▶ [Task objective]: Track down every line below that holds "name" and copy it.
/---
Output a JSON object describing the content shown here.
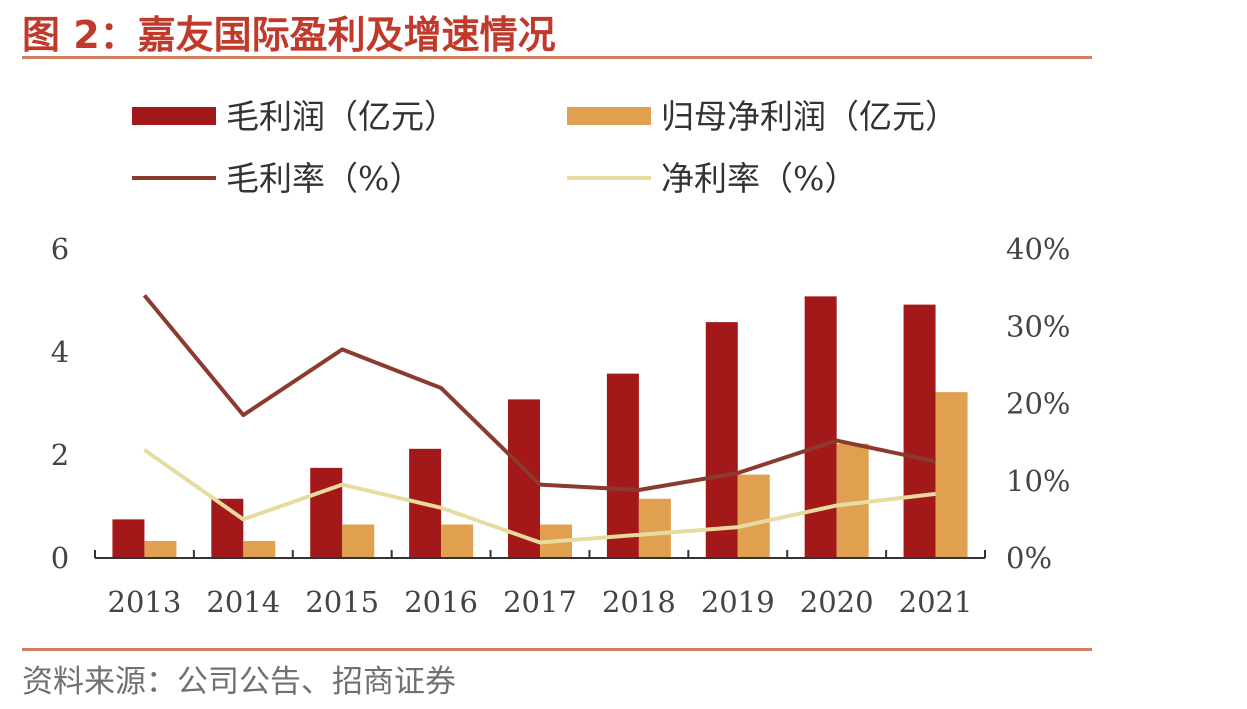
{
  "title": "图 2：嘉友国际盈利及增速情况",
  "source": "资料来源：公司公告、招商证券",
  "chart_data": {
    "type": "bar",
    "title": "图 2：嘉友国际盈利及增速情况",
    "categories": [
      "2013",
      "2014",
      "2015",
      "2016",
      "2017",
      "2018",
      "2019",
      "2020",
      "2021"
    ],
    "series": [
      {
        "name": "毛利润（亿元）",
        "kind": "bar",
        "axis": "left",
        "color": "#A31818",
        "values": [
          0.75,
          1.15,
          1.75,
          2.12,
          3.08,
          3.58,
          4.58,
          5.08,
          4.92
        ]
      },
      {
        "name": "归母净利润（亿元）",
        "kind": "bar",
        "axis": "left",
        "color": "#E0A050",
        "values": [
          0.33,
          0.33,
          0.65,
          0.65,
          0.65,
          1.15,
          1.62,
          2.22,
          3.22
        ]
      },
      {
        "name": "毛利率（%）",
        "kind": "line",
        "axis": "right",
        "color": "#8B3A2E",
        "values": [
          34.0,
          18.5,
          27.0,
          22.0,
          9.5,
          8.8,
          11.0,
          15.2,
          12.5
        ]
      },
      {
        "name": "净利率（%）",
        "kind": "line",
        "axis": "right",
        "color": "#E8DBA0",
        "values": [
          14.0,
          5.0,
          9.5,
          6.5,
          2.0,
          3.0,
          4.0,
          6.8,
          8.3
        ]
      }
    ],
    "y_left": {
      "ylim": [
        0,
        6
      ],
      "ticks": [
        0,
        2,
        4,
        6
      ],
      "tick_labels": [
        "0",
        "2",
        "4",
        "6"
      ]
    },
    "y_right": {
      "ylim": [
        0,
        40
      ],
      "ticks": [
        0,
        10,
        20,
        30,
        40
      ],
      "tick_labels": [
        "0%",
        "10%",
        "20%",
        "30%",
        "40%"
      ]
    },
    "legend": {
      "placement": "top",
      "columns": 2
    },
    "grid": false
  }
}
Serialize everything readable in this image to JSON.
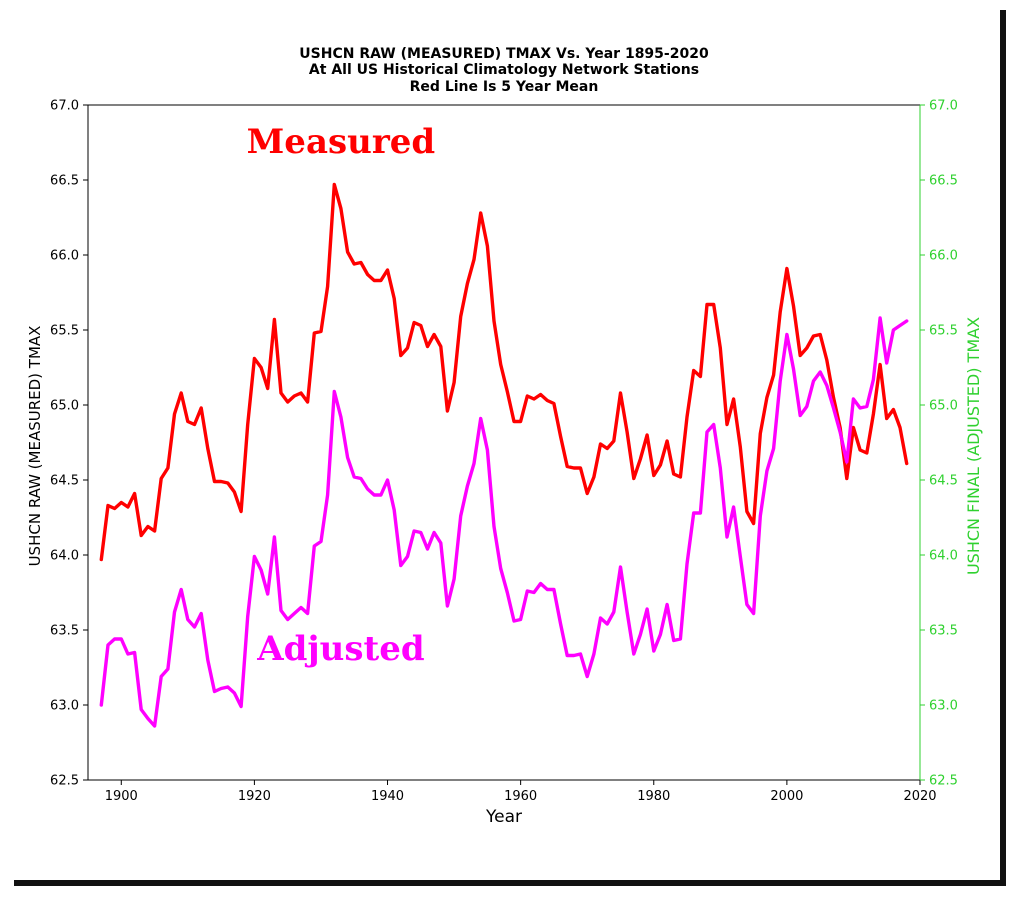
{
  "chart_data": {
    "type": "line",
    "title_lines": [
      "USHCN RAW (MEASURED) TMAX Vs. Year 1895-2020",
      "At All US Historical Climatology Network Stations",
      "Red Line Is 5 Year Mean"
    ],
    "xlabel": "Year",
    "ylabel": "USHCN RAW (MEASURED) TMAX",
    "ylabel_right": "USHCN FINAL (ADJUSTED) TMAX",
    "xlim": [
      1895,
      2020
    ],
    "ylim": [
      62.5,
      67.0
    ],
    "ylim_right": [
      62.5,
      67.0
    ],
    "x_ticks": [
      "1900",
      "1920",
      "1940",
      "1960",
      "1980",
      "2000",
      "2020"
    ],
    "y_ticks": [
      "62.5",
      "63.0",
      "63.5",
      "64.0",
      "64.5",
      "65.0",
      "65.5",
      "66.0",
      "66.5",
      "67.0"
    ],
    "y_ticks_right": [
      "62.5",
      "63.0",
      "63.5",
      "64.0",
      "64.5",
      "65.0",
      "65.5",
      "66.0",
      "66.5",
      "67.0"
    ],
    "grid": false,
    "colors": {
      "measured": "#ff0000",
      "adjusted": "#ff00ff",
      "right_axis": "#2fd12f"
    },
    "annotations": [
      {
        "text": "Measured",
        "color": "#ff0000",
        "x": 1933,
        "y": 66.68
      },
      {
        "text": "Adjusted",
        "color": "#ff00ff",
        "x": 1933,
        "y": 63.3
      }
    ],
    "series": [
      {
        "key": "measured",
        "x": [
          1897,
          1898,
          1899,
          1900,
          1901,
          1902,
          1903,
          1904,
          1905,
          1906,
          1907,
          1908,
          1909,
          1910,
          1911,
          1912,
          1913,
          1914,
          1915,
          1916,
          1917,
          1918,
          1919,
          1920,
          1921,
          1922,
          1923,
          1924,
          1925,
          1926,
          1927,
          1928,
          1929,
          1930,
          1931,
          1932,
          1933,
          1934,
          1935,
          1936,
          1937,
          1938,
          1939,
          1940,
          1941,
          1942,
          1943,
          1944,
          1945,
          1946,
          1947,
          1948,
          1949,
          1950,
          1951,
          1952,
          1953,
          1954,
          1955,
          1956,
          1957,
          1958,
          1959,
          1960,
          1961,
          1962,
          1963,
          1964,
          1965,
          1966,
          1967,
          1968,
          1969,
          1970,
          1971,
          1972,
          1973,
          1974,
          1975,
          1976,
          1977,
          1978,
          1979,
          1980,
          1981,
          1982,
          1983,
          1984,
          1985,
          1986,
          1987,
          1988,
          1989,
          1990,
          1991,
          1992,
          1993,
          1994,
          1995,
          1996,
          1997,
          1998,
          1999,
          2000,
          2001,
          2002,
          2003,
          2004,
          2005,
          2006,
          2007,
          2008,
          2009,
          2010,
          2011,
          2012,
          2013,
          2014,
          2015,
          2016,
          2017,
          2018
        ],
        "y": [
          63.97,
          64.33,
          64.31,
          64.35,
          64.32,
          64.41,
          64.13,
          64.19,
          64.16,
          64.51,
          64.58,
          64.94,
          65.08,
          64.89,
          64.87,
          64.98,
          64.71,
          64.49,
          64.49,
          64.48,
          64.42,
          64.29,
          64.87,
          65.31,
          65.25,
          65.11,
          65.57,
          65.08,
          65.02,
          65.06,
          65.08,
          65.02,
          65.48,
          65.49,
          65.79,
          66.47,
          66.31,
          66.02,
          65.94,
          65.95,
          65.87,
          65.83,
          65.83,
          65.9,
          65.71,
          65.33,
          65.38,
          65.55,
          65.53,
          65.39,
          65.47,
          65.39,
          64.96,
          65.15,
          65.59,
          65.81,
          65.97,
          66.28,
          66.06,
          65.56,
          65.27,
          65.09,
          64.89,
          64.89,
          65.06,
          65.04,
          65.07,
          65.03,
          65.01,
          64.79,
          64.59,
          64.58,
          64.58,
          64.41,
          64.52,
          64.74,
          64.71,
          64.76,
          65.08,
          64.82,
          64.51,
          64.64,
          64.8,
          64.53,
          64.6,
          64.76,
          64.54,
          64.52,
          64.92,
          65.23,
          65.19,
          65.67,
          65.67,
          65.38,
          64.87,
          65.04,
          64.72,
          64.29,
          64.21,
          64.81,
          65.05,
          65.2,
          65.62,
          65.91,
          65.66,
          65.33,
          65.38,
          65.46,
          65.47,
          65.3,
          65.05,
          64.85,
          64.51,
          64.85,
          64.7,
          64.68,
          64.94,
          65.27,
          64.91,
          64.97,
          64.85,
          64.61
        ]
      },
      {
        "key": "adjusted",
        "x": [
          1897,
          1898,
          1899,
          1900,
          1901,
          1902,
          1903,
          1904,
          1905,
          1906,
          1907,
          1908,
          1909,
          1910,
          1911,
          1912,
          1913,
          1914,
          1915,
          1916,
          1917,
          1918,
          1919,
          1920,
          1921,
          1922,
          1923,
          1924,
          1925,
          1926,
          1927,
          1928,
          1929,
          1930,
          1931,
          1932,
          1933,
          1934,
          1935,
          1936,
          1937,
          1938,
          1939,
          1940,
          1941,
          1942,
          1943,
          1944,
          1945,
          1946,
          1947,
          1948,
          1949,
          1950,
          1951,
          1952,
          1953,
          1954,
          1955,
          1956,
          1957,
          1958,
          1959,
          1960,
          1961,
          1962,
          1963,
          1964,
          1965,
          1966,
          1967,
          1968,
          1969,
          1970,
          1971,
          1972,
          1973,
          1974,
          1975,
          1976,
          1977,
          1978,
          1979,
          1980,
          1981,
          1982,
          1983,
          1984,
          1985,
          1986,
          1987,
          1988,
          1989,
          1990,
          1991,
          1992,
          1993,
          1994,
          1995,
          1996,
          1997,
          1998,
          1999,
          2000,
          2001,
          2002,
          2003,
          2004,
          2005,
          2006,
          2007,
          2008,
          2009,
          2010,
          2011,
          2012,
          2013,
          2014,
          2015,
          2016,
          2017,
          2018
        ],
        "y": [
          63.0,
          63.4,
          63.44,
          63.44,
          63.34,
          63.35,
          62.97,
          62.91,
          62.86,
          63.19,
          63.24,
          63.62,
          63.77,
          63.57,
          63.52,
          63.61,
          63.3,
          63.09,
          63.11,
          63.12,
          63.08,
          62.99,
          63.59,
          63.99,
          63.9,
          63.74,
          64.12,
          63.63,
          63.57,
          63.61,
          63.65,
          63.61,
          64.06,
          64.09,
          64.4,
          65.09,
          64.92,
          64.65,
          64.52,
          64.51,
          64.44,
          64.4,
          64.4,
          64.5,
          64.3,
          63.93,
          63.99,
          64.16,
          64.15,
          64.04,
          64.15,
          64.08,
          63.66,
          63.84,
          64.26,
          64.46,
          64.61,
          64.91,
          64.7,
          64.19,
          63.91,
          63.75,
          63.56,
          63.57,
          63.76,
          63.75,
          63.81,
          63.77,
          63.77,
          63.54,
          63.33,
          63.33,
          63.34,
          63.19,
          63.34,
          63.58,
          63.54,
          63.62,
          63.92,
          63.62,
          63.34,
          63.47,
          63.64,
          63.36,
          63.47,
          63.67,
          63.43,
          63.44,
          63.94,
          64.28,
          64.28,
          64.82,
          64.87,
          64.58,
          64.12,
          64.32,
          63.99,
          63.67,
          63.61,
          64.26,
          64.56,
          64.71,
          65.16,
          65.47,
          65.24,
          64.93,
          64.99,
          65.16,
          65.22,
          65.13,
          64.98,
          64.82,
          64.62,
          65.04,
          64.98,
          64.99,
          65.17,
          65.58,
          65.28,
          65.5,
          65.53,
          65.56
        ]
      }
    ]
  }
}
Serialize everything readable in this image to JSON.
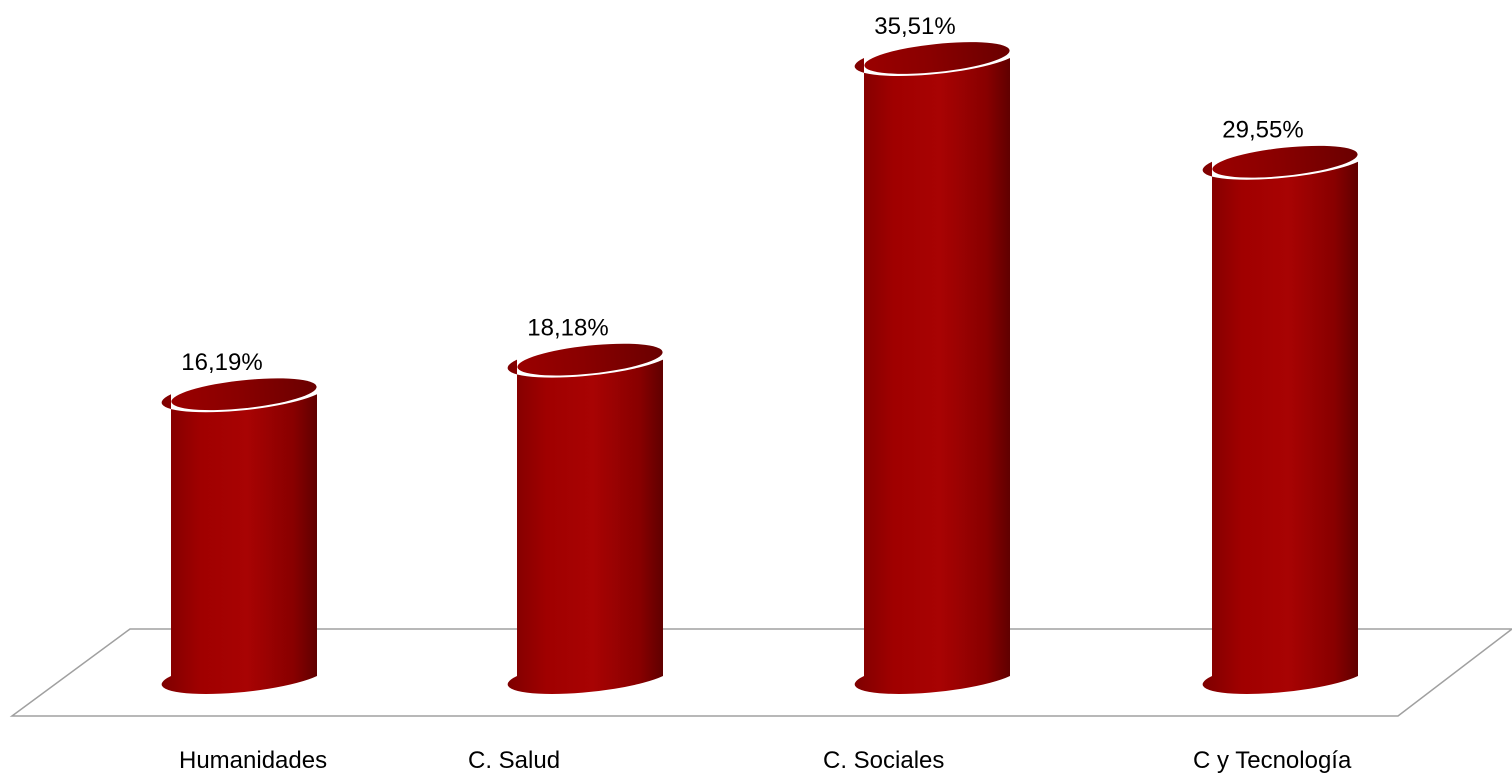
{
  "chart_data": {
    "type": "bar",
    "bar_shape": "cylinder",
    "view": "3d",
    "categories": [
      "Humanidades",
      "C. Salud",
      "C. Sociales",
      "C y Tecnología"
    ],
    "values": [
      16.19,
      18.18,
      35.51,
      29.55
    ],
    "data_labels": [
      "16,19%",
      "18,18%",
      "35,51%",
      "29,55%"
    ],
    "unit": "%",
    "ylim": [
      0,
      35.51
    ],
    "title": "",
    "xlabel": "",
    "ylabel": "",
    "grid": false,
    "legend": "none",
    "bar_color": "#a00000",
    "floor_color": "#a0a0a0"
  }
}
\---
▶ [Solution to this task]:
        "name": "毛利润（亿元）",
        "name": "归母净利润（亿元）",
        "name": "毛利率（%）",
        "name": "净利率（%）",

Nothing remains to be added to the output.